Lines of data
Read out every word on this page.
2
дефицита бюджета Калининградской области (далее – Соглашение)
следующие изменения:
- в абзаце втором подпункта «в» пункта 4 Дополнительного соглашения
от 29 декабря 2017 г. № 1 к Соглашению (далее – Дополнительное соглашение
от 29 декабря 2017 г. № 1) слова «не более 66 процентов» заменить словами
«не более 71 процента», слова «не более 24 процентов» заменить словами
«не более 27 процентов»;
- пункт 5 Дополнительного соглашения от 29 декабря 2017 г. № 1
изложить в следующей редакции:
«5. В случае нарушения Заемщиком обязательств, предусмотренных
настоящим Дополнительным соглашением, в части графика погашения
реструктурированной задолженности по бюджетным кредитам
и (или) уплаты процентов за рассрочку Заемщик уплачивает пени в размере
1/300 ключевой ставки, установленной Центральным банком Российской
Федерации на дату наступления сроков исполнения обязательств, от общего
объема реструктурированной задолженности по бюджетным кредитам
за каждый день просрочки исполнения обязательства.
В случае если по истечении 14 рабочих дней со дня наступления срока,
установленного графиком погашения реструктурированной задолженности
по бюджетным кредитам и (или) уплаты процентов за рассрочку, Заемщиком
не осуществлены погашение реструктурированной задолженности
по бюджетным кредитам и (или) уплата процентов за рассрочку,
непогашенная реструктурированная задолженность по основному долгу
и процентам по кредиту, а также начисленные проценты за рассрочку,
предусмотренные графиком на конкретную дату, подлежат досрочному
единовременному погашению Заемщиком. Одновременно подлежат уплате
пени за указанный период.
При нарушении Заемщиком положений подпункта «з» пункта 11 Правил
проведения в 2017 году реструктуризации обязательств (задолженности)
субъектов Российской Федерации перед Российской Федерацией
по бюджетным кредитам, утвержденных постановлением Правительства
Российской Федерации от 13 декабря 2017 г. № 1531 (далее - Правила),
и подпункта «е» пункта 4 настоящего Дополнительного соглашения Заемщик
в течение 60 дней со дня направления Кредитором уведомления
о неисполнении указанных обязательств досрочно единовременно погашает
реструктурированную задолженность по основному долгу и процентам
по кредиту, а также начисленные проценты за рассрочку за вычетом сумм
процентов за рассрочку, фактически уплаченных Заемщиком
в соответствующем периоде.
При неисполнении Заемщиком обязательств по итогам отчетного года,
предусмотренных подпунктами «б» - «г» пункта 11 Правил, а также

### Required work
Write out the entire listing exactly.

### Answer to this task
Read out every word on this page.
2
дефицита бюджета Калининградской области (далее – Соглашение)
следующие изменения:
- в абзаце втором подпункта «в» пункта 4 Дополнительного соглашения
от 29 декабря 2017 г. № 1 к Соглашению (далее – Дополнительное соглашение
от 29 декабря 2017 г. № 1) слова «не более 66 процентов» заменить словами
«не более 71 процента», слова «не более 24 процентов» заменить словами
«не более 27 процентов»;
- пункт 5 Дополнительного соглашения от 29 декабря 2017 г. № 1
изложить в следующей редакции:
«5. В случае нарушения Заемщиком обязательств, предусмотренных
настоящим Дополнительным соглашением, в части графика погашения
реструктурированной задолженности по бюджетным кредитам
и (или) уплаты процентов за рассрочку Заемщик уплачивает пени в размере
1/300 ключевой ставки, установленной Центральным банком Российской
Федерации на дату наступления сроков исполнения обязательств, от общего
объема реструктурированной задолженности по бюджетным кредитам
за каждый день просрочки исполнения обязательства.
В случае если по истечении 14 рабочих дней со дня наступления срока,
установленного графиком погашения реструктурированной задолженности
по бюджетным кредитам и (или) уплаты процентов за рассрочку, Заемщиком
не осуществлены погашение реструктурированной задолженности
по бюджетным кредитам и (или) уплата процентов за рассрочку,
непогашенная реструктурированная задолженность по основному долгу
и процентам по кредиту, а также начисленные проценты за рассрочку,
предусмотренные графиком на конкретную дату, подлежат досрочному
единовременному погашению Заемщиком. Одновременно подлежат уплате
пени за указанный период.
При нарушении Заемщиком положений подпункта «з» пункта 11 Правил
проведения в 2017 году реструктуризации обязательств (задолженности)
субъектов Российской Федерации перед Российской Федерацией
по бюджетным кредитам, утвержденных постановлением Правительства
Российской Федерации от 13 декабря 2017 г. № 1531 (далее - Правила),
и подпункта «е» пункта 4 настоящего Дополнительного соглашения Заемщик
в течение 60 дней со дня направления Кредитором уведомления
о неисполнении указанных обязательств досрочно единовременно погашает
реструктурированную задолженность по основному долгу и процентам
по кредиту, а также начисленные проценты за рассрочку за вычетом сумм
процентов за рассрочку, фактически уплаченных Заемщиком
в соответствующем периоде.
При неисполнении Заемщиком обязательств по итогам отчетного года,
предусмотренных подпунктами «б» - «г» пункта 11 Правил, а также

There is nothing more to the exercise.